(Stored data entries)
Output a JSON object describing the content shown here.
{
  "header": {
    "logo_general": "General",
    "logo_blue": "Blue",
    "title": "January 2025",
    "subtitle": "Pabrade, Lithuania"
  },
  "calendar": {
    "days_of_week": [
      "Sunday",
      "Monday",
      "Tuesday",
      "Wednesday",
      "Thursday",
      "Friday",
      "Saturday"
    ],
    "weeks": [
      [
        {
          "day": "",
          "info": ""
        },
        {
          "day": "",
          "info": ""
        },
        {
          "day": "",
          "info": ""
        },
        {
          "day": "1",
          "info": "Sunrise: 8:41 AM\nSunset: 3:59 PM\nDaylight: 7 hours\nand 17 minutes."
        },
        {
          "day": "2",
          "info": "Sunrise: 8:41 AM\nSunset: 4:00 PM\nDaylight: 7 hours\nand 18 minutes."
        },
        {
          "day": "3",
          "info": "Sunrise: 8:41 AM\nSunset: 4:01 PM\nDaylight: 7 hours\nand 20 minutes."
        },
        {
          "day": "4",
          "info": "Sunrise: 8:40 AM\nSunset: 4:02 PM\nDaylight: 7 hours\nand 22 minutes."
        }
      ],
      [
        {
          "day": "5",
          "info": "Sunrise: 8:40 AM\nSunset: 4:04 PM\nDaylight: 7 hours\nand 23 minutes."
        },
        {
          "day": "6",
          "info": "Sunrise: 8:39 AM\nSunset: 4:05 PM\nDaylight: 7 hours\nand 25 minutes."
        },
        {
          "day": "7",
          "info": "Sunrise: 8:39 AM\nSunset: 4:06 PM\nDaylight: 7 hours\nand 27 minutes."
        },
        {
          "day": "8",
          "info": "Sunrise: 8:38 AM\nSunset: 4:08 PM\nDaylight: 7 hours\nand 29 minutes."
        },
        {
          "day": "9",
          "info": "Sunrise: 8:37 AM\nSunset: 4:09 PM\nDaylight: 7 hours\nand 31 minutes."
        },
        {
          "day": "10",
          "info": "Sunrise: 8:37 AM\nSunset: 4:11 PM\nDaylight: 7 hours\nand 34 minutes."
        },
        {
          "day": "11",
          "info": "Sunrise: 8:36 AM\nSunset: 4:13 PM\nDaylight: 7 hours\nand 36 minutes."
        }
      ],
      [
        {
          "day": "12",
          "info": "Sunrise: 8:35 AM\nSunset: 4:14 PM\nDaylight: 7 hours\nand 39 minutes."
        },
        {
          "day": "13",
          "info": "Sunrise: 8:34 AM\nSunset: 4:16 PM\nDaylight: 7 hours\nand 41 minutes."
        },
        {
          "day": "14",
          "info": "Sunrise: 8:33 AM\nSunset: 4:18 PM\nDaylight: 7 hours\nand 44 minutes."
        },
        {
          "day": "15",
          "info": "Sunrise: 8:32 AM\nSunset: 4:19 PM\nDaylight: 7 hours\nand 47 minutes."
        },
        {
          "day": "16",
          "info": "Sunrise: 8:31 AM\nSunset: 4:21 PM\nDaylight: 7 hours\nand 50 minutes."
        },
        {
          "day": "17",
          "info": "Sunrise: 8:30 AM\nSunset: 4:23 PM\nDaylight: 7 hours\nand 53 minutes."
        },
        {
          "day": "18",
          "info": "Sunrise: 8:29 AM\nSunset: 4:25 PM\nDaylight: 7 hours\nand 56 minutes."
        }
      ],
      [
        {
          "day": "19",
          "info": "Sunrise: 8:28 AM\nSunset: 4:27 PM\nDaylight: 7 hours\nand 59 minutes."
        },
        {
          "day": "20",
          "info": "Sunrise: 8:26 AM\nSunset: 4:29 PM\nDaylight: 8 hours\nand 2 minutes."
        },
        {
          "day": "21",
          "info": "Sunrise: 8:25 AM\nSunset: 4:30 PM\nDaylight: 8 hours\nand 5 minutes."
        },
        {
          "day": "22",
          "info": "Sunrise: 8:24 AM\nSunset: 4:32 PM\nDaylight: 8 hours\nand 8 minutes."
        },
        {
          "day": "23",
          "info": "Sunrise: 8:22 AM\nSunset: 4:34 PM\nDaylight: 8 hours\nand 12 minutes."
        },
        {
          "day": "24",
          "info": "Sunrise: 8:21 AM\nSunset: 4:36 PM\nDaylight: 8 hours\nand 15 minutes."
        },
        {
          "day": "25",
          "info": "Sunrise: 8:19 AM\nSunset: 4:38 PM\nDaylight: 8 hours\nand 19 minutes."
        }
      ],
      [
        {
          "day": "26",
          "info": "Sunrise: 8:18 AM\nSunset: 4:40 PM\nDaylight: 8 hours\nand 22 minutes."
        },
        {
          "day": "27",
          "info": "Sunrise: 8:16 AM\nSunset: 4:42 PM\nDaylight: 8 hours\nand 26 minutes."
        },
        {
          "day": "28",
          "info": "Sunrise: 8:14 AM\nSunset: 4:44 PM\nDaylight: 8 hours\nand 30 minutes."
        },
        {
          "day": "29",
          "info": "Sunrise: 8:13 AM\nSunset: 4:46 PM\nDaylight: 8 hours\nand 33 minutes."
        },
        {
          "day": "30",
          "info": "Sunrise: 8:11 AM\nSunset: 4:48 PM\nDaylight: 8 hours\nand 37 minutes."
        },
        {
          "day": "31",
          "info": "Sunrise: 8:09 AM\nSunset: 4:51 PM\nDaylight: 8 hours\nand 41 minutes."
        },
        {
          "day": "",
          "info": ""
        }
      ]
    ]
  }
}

WRITTEN INSTRUCTION: Write out the full listing, keeping every line exactly as it is.

THE COMPLETED TASK:
Output a JSON object describing the content shown here.
{
  "header": {
    "logo_general": "General",
    "logo_blue": "Blue",
    "title": "January 2025",
    "subtitle": "Pabrade, Lithuania"
  },
  "calendar": {
    "days_of_week": [
      "Sunday",
      "Monday",
      "Tuesday",
      "Wednesday",
      "Thursday",
      "Friday",
      "Saturday"
    ],
    "weeks": [
      [
        {
          "day": "",
          "info": ""
        },
        {
          "day": "",
          "info": ""
        },
        {
          "day": "",
          "info": ""
        },
        {
          "day": "1",
          "info": "Sunrise: 8:41 AM\nSunset: 3:59 PM\nDaylight: 7 hours\nand 17 minutes."
        },
        {
          "day": "2",
          "info": "Sunrise: 8:41 AM\nSunset: 4:00 PM\nDaylight: 7 hours\nand 18 minutes."
        },
        {
          "day": "3",
          "info": "Sunrise: 8:41 AM\nSunset: 4:01 PM\nDaylight: 7 hours\nand 20 minutes."
        },
        {
          "day": "4",
          "info": "Sunrise: 8:40 AM\nSunset: 4:02 PM\nDaylight: 7 hours\nand 22 minutes."
        }
      ],
      [
        {
          "day": "5",
          "info": "Sunrise: 8:40 AM\nSunset: 4:04 PM\nDaylight: 7 hours\nand 23 minutes."
        },
        {
          "day": "6",
          "info": "Sunrise: 8:39 AM\nSunset: 4:05 PM\nDaylight: 7 hours\nand 25 minutes."
        },
        {
          "day": "7",
          "info": "Sunrise: 8:39 AM\nSunset: 4:06 PM\nDaylight: 7 hours\nand 27 minutes."
        },
        {
          "day": "8",
          "info": "Sunrise: 8:38 AM\nSunset: 4:08 PM\nDaylight: 7 hours\nand 29 minutes."
        },
        {
          "day": "9",
          "info": "Sunrise: 8:37 AM\nSunset: 4:09 PM\nDaylight: 7 hours\nand 31 minutes."
        },
        {
          "day": "10",
          "info": "Sunrise: 8:37 AM\nSunset: 4:11 PM\nDaylight: 7 hours\nand 34 minutes."
        },
        {
          "day": "11",
          "info": "Sunrise: 8:36 AM\nSunset: 4:13 PM\nDaylight: 7 hours\nand 36 minutes."
        }
      ],
      [
        {
          "day": "12",
          "info": "Sunrise: 8:35 AM\nSunset: 4:14 PM\nDaylight: 7 hours\nand 39 minutes."
        },
        {
          "day": "13",
          "info": "Sunrise: 8:34 AM\nSunset: 4:16 PM\nDaylight: 7 hours\nand 41 minutes."
        },
        {
          "day": "14",
          "info": "Sunrise: 8:33 AM\nSunset: 4:18 PM\nDaylight: 7 hours\nand 44 minutes."
        },
        {
          "day": "15",
          "info": "Sunrise: 8:32 AM\nSunset: 4:19 PM\nDaylight: 7 hours\nand 47 minutes."
        },
        {
          "day": "16",
          "info": "Sunrise: 8:31 AM\nSunset: 4:21 PM\nDaylight: 7 hours\nand 50 minutes."
        },
        {
          "day": "17",
          "info": "Sunrise: 8:30 AM\nSunset: 4:23 PM\nDaylight: 7 hours\nand 53 minutes."
        },
        {
          "day": "18",
          "info": "Sunrise: 8:29 AM\nSunset: 4:25 PM\nDaylight: 7 hours\nand 56 minutes."
        }
      ],
      [
        {
          "day": "19",
          "info": "Sunrise: 8:28 AM\nSunset: 4:27 PM\nDaylight: 7 hours\nand 59 minutes."
        },
        {
          "day": "20",
          "info": "Sunrise: 8:26 AM\nSunset: 4:29 PM\nDaylight: 8 hours\nand 2 minutes."
        },
        {
          "day": "21",
          "info": "Sunrise: 8:25 AM\nSunset: 4:30 PM\nDaylight: 8 hours\nand 5 minutes."
        },
        {
          "day": "22",
          "info": "Sunrise: 8:24 AM\nSunset: 4:32 PM\nDaylight: 8 hours\nand 8 minutes."
        },
        {
          "day": "23",
          "info": "Sunrise: 8:22 AM\nSunset: 4:34 PM\nDaylight: 8 hours\nand 12 minutes."
        },
        {
          "day": "24",
          "info": "Sunrise: 8:21 AM\nSunset: 4:36 PM\nDaylight: 8 hours\nand 15 minutes."
        },
        {
          "day": "25",
          "info": "Sunrise: 8:19 AM\nSunset: 4:38 PM\nDaylight: 8 hours\nand 19 minutes."
        }
      ],
      [
        {
          "day": "26",
          "info": "Sunrise: 8:18 AM\nSunset: 4:40 PM\nDaylight: 8 hours\nand 22 minutes."
        },
        {
          "day": "27",
          "info": "Sunrise: 8:16 AM\nSunset: 4:42 PM\nDaylight: 8 hours\nand 26 minutes."
        },
        {
          "day": "28",
          "info": "Sunrise: 8:14 AM\nSunset: 4:44 PM\nDaylight: 8 hours\nand 30 minutes."
        },
        {
          "day": "29",
          "info": "Sunrise: 8:13 AM\nSunset: 4:46 PM\nDaylight: 8 hours\nand 33 minutes."
        },
        {
          "day": "30",
          "info": "Sunrise: 8:11 AM\nSunset: 4:48 PM\nDaylight: 8 hours\nand 37 minutes."
        },
        {
          "day": "31",
          "info": "Sunrise: 8:09 AM\nSunset: 4:51 PM\nDaylight: 8 hours\nand 41 minutes."
        },
        {
          "day": "",
          "info": ""
        }
      ]
    ]
  }
}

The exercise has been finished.